Problem details: Show every line where "therapy" occurs.

═══ Records shown

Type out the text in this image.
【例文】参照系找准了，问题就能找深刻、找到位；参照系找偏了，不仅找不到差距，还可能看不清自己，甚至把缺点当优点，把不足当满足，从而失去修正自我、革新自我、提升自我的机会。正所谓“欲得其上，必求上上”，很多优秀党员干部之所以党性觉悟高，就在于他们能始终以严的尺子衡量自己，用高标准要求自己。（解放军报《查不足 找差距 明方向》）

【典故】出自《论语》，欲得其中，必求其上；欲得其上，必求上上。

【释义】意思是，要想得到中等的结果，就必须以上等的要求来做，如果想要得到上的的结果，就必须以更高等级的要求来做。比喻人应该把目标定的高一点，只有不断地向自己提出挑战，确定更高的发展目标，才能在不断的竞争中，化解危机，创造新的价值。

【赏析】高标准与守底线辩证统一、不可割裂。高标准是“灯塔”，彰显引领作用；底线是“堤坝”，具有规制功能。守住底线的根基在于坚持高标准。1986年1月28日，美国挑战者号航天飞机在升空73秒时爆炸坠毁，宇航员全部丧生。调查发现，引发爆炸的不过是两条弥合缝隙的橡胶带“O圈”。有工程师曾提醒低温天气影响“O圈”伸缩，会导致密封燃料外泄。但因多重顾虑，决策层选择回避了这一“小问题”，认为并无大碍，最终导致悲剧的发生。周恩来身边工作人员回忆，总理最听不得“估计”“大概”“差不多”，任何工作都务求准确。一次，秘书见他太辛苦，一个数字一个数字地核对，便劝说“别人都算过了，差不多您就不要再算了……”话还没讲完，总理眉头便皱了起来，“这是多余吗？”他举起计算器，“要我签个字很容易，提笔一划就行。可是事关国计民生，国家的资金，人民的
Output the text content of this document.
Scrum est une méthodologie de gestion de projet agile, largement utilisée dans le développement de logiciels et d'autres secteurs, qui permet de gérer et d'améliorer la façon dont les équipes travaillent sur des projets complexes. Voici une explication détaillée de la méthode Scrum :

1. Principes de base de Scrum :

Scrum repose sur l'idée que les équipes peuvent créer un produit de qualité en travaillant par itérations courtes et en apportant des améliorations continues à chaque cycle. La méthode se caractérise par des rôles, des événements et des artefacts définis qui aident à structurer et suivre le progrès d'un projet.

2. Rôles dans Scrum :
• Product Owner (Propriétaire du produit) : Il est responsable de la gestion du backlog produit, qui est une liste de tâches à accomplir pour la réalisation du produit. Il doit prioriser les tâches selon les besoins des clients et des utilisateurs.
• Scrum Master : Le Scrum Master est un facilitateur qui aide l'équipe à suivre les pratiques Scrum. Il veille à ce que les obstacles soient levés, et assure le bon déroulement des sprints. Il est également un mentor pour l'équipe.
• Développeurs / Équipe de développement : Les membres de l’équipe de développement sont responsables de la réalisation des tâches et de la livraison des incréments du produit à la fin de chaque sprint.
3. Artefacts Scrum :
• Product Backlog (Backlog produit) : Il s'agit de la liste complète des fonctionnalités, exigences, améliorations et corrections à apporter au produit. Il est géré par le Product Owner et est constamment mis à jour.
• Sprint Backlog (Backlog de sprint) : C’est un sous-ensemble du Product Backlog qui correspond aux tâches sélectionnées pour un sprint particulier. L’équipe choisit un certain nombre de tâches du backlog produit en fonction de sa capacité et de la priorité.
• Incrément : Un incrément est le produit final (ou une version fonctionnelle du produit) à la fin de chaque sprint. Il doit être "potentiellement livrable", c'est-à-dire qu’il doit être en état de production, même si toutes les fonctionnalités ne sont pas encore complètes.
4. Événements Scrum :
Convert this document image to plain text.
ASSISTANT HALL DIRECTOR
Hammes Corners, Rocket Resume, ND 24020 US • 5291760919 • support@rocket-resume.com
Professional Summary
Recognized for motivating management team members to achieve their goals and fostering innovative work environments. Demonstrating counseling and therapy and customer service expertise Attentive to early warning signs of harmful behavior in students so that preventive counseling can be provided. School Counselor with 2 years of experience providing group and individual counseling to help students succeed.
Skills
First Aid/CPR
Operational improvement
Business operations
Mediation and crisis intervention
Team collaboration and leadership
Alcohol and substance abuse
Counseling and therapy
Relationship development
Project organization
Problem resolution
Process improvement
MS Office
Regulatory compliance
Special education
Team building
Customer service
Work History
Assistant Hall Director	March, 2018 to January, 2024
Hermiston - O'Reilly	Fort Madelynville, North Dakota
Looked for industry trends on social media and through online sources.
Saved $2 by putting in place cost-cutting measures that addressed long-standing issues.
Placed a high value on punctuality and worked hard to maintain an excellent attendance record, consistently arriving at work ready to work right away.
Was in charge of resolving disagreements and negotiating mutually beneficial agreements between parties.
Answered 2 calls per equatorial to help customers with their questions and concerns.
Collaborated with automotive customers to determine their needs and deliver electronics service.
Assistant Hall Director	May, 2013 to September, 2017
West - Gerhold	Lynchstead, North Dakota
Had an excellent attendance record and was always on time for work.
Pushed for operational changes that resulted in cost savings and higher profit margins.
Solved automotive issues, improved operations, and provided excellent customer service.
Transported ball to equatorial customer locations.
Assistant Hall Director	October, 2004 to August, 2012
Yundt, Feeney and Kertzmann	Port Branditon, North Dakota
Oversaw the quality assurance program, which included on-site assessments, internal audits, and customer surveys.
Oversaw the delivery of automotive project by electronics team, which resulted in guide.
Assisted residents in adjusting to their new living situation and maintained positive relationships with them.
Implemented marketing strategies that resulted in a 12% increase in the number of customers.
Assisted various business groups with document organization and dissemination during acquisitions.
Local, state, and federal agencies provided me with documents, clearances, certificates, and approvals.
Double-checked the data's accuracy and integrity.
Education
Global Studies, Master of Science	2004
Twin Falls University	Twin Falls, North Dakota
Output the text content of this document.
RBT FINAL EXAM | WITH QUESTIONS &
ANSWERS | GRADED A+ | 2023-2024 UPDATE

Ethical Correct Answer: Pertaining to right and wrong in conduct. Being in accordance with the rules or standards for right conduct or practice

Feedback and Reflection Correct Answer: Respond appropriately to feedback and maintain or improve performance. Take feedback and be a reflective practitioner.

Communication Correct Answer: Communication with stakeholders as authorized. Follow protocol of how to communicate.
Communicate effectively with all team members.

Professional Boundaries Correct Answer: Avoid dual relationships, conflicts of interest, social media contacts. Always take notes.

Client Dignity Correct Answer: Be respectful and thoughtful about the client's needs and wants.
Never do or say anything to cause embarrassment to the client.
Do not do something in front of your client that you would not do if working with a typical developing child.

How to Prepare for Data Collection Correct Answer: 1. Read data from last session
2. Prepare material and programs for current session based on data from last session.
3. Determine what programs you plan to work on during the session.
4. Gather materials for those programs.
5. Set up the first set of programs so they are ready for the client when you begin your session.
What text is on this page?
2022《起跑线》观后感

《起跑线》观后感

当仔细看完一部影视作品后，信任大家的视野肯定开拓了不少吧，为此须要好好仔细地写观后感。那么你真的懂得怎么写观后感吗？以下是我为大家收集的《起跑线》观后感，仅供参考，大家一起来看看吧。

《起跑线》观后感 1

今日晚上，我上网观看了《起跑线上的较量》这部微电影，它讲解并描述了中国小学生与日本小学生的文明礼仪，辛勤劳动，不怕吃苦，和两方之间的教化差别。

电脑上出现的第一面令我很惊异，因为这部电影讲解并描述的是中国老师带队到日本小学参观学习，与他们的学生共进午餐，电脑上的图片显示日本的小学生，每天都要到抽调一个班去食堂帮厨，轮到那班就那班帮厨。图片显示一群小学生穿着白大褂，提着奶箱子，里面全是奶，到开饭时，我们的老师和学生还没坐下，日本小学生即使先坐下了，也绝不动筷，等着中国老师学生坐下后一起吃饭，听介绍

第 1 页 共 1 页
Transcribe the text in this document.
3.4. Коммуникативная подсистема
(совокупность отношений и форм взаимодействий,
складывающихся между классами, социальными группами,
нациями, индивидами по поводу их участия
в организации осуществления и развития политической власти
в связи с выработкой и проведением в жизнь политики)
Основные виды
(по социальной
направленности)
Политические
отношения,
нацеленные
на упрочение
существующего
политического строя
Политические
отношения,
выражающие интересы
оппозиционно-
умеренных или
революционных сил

══════

Final result:
Recognized for motivating management team members to achieve their goals and fostering innovative work environments. Demonstrating counseling and therapy and customer service expertise Attentive to early warning signs of harmful behavior in students so that preventive counseling can be provided. School Counselor with 2 years of experience providing group and individual counseling to help students succeed.
Counseling and therapy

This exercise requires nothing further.